* 取り組む問題
a – この抜粋で、初対面の人は自分が何を好きだと話しましたか?
b – この抜粋では、初対面の人が最近の音楽シーンの替え歌について質問したのは、どういう意図からだったとされていますか?
c – この抜粋の、「みんなも地元を思い浮かべて、」で始まり「そしたらコミュ強のその方、わたしに話を合わせて質問してくださったんです。」で終わる部分を、一字一句変えずに引用してください。

5日と20日は歌詞と遊ぼう。

歌詞を読み、統計したりしています。

みんなも地元を思い浮かべて、自分たちだけの「いやほい」をつくろう! -きゃりーぱみゅぱみゅ『原宿いやほい』

こんにちは。

この間、初めてお目にかかった人がいて、わたし自己紹介をしたんです。
「はははハコサトといいます。かかか歌詞が好きです。」
って。

そしたらコミュ強のその方、わたしに話を合わせて質問してくださったんです。
「歌詞がお好きなんですね〜。 僕は替え歌が好きなんですが、最近の音楽シーンで替え歌ってどうですか?」
って。
わわたしはキョドって、
「え、えっと、ニコニコ動画の歌ってみたのジャンルの中で替え歌を武器にしてる人がいていいですよね! 知ってますか、あああアンダーバーさんっていうんですけど!! 」

* データ抜粋
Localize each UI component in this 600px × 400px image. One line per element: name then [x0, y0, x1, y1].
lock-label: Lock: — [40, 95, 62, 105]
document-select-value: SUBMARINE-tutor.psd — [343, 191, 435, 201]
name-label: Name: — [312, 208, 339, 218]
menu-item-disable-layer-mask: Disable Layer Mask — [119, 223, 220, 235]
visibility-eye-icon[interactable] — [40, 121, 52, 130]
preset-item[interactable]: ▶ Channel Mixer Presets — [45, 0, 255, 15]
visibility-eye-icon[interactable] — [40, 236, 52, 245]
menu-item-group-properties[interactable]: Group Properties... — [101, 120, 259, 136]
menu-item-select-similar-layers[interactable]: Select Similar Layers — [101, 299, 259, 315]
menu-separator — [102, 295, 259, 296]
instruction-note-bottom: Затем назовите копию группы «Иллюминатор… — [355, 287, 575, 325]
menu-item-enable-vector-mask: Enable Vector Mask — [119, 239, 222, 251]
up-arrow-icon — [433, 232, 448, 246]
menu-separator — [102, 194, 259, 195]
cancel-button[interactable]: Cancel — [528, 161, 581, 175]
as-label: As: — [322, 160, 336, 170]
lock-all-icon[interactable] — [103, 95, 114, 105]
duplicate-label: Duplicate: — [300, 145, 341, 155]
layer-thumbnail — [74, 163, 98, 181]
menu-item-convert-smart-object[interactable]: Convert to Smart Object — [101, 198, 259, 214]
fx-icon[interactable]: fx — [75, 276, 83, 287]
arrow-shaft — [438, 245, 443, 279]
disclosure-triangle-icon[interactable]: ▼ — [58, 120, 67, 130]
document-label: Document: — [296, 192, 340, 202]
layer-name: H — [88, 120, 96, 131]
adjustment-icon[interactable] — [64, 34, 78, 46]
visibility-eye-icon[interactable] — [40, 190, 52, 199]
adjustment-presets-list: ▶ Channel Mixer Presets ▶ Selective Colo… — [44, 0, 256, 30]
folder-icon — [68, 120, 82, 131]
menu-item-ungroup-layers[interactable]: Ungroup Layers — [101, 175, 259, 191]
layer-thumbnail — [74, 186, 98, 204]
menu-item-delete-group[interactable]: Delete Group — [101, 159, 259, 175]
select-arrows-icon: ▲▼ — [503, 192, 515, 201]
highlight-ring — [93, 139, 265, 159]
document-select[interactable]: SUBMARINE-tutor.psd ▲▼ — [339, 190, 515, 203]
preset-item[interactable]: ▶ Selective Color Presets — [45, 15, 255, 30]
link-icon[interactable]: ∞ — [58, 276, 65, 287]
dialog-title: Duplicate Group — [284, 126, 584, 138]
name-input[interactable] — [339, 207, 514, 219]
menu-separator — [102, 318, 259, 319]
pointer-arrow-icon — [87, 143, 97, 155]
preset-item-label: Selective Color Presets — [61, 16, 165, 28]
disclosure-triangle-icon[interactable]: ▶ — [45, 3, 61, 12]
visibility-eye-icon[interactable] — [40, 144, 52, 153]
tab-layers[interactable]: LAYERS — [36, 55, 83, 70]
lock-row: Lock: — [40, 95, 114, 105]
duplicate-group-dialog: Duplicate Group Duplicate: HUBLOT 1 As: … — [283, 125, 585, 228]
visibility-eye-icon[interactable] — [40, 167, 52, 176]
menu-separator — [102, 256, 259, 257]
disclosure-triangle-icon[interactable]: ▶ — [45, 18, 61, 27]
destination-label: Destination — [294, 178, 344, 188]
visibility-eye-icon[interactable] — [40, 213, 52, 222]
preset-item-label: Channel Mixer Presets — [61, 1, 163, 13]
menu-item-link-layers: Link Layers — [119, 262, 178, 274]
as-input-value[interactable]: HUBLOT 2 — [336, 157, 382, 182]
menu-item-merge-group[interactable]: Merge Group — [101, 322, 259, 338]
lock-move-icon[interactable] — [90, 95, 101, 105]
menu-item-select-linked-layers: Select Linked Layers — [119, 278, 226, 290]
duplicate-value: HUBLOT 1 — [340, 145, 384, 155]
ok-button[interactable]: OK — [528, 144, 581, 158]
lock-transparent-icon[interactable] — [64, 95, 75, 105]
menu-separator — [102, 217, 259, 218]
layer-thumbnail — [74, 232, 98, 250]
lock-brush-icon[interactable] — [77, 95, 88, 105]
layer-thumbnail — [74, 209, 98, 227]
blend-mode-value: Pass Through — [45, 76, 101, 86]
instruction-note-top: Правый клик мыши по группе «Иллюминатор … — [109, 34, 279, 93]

* 問題の解答
a – 替え歌です。

b – 筆者が「歌詞が好きです」と自己紹介したので、その人は筆者に話を合わせて質問しました。

c –
みんなも地元を思い浮かべて、自分たちだけの「いやほい」をつくろう! -きゃりーぱみゅぱみゅ『原宿いやほい』

こんにちは。

この間、初めてお目にかかった人がいて、わたし自己紹介をしたんです。
「はははハコサトといいます。かかか歌詞が好きです。」
って。

そしたらコミュ強のその方、わたしに話を合わせて質問してくださったんです。